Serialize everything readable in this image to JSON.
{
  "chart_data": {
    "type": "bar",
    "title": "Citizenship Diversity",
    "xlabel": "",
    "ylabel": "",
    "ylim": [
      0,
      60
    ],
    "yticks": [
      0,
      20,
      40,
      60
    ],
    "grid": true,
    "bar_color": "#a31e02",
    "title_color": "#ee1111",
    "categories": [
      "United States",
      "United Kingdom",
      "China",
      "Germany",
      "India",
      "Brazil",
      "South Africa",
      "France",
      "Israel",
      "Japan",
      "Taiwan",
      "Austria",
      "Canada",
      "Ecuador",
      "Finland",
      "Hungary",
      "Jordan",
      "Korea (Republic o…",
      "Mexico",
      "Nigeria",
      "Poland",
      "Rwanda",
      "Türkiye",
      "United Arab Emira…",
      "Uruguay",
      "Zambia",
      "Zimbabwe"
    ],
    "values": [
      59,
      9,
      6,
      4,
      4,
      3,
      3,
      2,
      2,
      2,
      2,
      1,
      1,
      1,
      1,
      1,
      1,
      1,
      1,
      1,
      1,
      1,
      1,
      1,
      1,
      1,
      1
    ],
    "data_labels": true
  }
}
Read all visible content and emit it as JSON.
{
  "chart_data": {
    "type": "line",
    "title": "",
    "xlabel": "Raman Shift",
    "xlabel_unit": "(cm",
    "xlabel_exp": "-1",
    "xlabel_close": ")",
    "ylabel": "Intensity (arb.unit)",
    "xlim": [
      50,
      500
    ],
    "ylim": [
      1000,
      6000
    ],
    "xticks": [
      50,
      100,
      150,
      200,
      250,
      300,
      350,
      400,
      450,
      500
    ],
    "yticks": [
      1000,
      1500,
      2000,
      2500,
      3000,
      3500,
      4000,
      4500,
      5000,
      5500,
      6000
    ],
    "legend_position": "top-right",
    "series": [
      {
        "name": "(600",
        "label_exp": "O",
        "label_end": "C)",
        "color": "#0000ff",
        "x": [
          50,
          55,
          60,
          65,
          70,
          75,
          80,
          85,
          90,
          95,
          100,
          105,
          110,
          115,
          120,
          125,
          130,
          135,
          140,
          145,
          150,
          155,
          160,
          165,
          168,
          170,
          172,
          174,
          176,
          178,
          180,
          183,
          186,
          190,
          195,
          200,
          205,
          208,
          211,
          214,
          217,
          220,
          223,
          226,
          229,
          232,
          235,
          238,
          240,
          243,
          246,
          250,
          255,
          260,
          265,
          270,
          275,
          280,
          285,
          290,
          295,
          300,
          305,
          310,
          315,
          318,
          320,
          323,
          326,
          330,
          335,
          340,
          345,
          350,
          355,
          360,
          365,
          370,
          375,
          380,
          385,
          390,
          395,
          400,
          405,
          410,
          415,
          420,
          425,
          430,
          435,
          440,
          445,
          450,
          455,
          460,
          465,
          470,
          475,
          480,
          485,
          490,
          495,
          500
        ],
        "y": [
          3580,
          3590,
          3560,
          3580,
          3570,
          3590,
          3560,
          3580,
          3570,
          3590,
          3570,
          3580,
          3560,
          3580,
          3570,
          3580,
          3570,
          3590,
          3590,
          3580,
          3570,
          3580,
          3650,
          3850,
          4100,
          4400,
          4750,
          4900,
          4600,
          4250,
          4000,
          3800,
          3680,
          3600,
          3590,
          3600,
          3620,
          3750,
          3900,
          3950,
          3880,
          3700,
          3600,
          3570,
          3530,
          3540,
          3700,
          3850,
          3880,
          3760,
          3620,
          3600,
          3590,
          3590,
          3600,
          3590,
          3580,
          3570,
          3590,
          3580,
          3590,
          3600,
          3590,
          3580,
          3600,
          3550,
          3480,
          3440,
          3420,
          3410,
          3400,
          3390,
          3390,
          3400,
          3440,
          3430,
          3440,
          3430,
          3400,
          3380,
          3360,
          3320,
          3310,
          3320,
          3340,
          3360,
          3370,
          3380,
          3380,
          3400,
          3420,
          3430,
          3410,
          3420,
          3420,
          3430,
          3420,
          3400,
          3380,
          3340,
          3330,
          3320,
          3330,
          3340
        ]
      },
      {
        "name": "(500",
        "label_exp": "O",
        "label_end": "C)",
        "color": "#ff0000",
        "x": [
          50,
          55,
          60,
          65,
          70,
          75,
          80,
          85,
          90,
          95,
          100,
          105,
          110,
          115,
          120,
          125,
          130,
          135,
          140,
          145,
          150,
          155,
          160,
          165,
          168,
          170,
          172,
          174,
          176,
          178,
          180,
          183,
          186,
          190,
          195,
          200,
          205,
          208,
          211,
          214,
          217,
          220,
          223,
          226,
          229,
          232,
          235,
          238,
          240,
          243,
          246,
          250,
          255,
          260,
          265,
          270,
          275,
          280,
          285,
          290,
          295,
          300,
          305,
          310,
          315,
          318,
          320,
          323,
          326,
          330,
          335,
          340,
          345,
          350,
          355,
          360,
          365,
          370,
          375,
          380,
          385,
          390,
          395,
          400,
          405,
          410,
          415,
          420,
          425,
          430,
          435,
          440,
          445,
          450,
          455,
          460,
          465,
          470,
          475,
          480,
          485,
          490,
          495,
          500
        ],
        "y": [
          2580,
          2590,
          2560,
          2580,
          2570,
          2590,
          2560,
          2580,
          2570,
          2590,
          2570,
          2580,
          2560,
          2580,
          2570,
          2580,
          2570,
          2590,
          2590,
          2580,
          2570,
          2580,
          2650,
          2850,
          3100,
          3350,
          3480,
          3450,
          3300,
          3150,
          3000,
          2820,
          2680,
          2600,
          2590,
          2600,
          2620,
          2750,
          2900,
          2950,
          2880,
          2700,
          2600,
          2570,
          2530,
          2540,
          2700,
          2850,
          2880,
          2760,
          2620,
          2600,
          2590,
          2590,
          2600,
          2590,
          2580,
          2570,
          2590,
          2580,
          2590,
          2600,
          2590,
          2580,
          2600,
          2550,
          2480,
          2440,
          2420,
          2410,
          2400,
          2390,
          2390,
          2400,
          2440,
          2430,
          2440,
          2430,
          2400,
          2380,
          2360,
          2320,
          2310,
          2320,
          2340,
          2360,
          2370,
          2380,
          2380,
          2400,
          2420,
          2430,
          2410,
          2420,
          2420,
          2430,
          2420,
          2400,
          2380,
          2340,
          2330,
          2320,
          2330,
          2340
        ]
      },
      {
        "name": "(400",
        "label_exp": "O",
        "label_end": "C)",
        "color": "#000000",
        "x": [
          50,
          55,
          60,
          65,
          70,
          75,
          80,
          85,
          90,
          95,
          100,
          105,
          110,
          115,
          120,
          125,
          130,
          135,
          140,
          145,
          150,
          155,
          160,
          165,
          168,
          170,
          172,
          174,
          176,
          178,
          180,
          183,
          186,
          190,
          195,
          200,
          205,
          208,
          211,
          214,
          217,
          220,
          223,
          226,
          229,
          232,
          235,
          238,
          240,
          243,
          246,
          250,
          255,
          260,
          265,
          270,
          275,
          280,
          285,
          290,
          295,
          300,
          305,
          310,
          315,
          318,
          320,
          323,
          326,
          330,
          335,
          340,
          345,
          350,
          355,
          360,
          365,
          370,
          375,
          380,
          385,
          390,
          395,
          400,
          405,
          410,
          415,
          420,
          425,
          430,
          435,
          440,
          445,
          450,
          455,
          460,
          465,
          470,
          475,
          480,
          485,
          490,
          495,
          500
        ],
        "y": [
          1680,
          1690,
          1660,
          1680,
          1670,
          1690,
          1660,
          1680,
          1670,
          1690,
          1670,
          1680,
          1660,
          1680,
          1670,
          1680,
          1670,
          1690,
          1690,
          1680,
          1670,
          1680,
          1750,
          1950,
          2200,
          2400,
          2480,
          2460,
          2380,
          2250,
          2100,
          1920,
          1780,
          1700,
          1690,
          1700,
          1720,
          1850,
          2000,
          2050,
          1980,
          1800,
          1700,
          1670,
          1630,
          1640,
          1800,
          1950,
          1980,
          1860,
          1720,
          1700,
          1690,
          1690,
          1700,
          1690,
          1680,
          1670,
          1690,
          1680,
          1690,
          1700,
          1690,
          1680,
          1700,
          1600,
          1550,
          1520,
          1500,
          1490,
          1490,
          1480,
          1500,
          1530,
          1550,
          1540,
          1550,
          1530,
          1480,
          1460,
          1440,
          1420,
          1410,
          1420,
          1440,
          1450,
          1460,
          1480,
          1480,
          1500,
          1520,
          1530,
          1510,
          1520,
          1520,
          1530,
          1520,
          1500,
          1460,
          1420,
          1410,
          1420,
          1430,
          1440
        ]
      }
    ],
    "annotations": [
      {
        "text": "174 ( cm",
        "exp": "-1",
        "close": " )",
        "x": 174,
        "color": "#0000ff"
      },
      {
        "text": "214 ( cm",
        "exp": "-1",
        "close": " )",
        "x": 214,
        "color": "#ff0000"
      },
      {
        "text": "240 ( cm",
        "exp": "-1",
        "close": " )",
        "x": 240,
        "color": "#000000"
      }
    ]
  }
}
----
» **What the task requires**
Each line containing "United" counts once; state the total number of such lines and nothing else.

» **Task answer**
3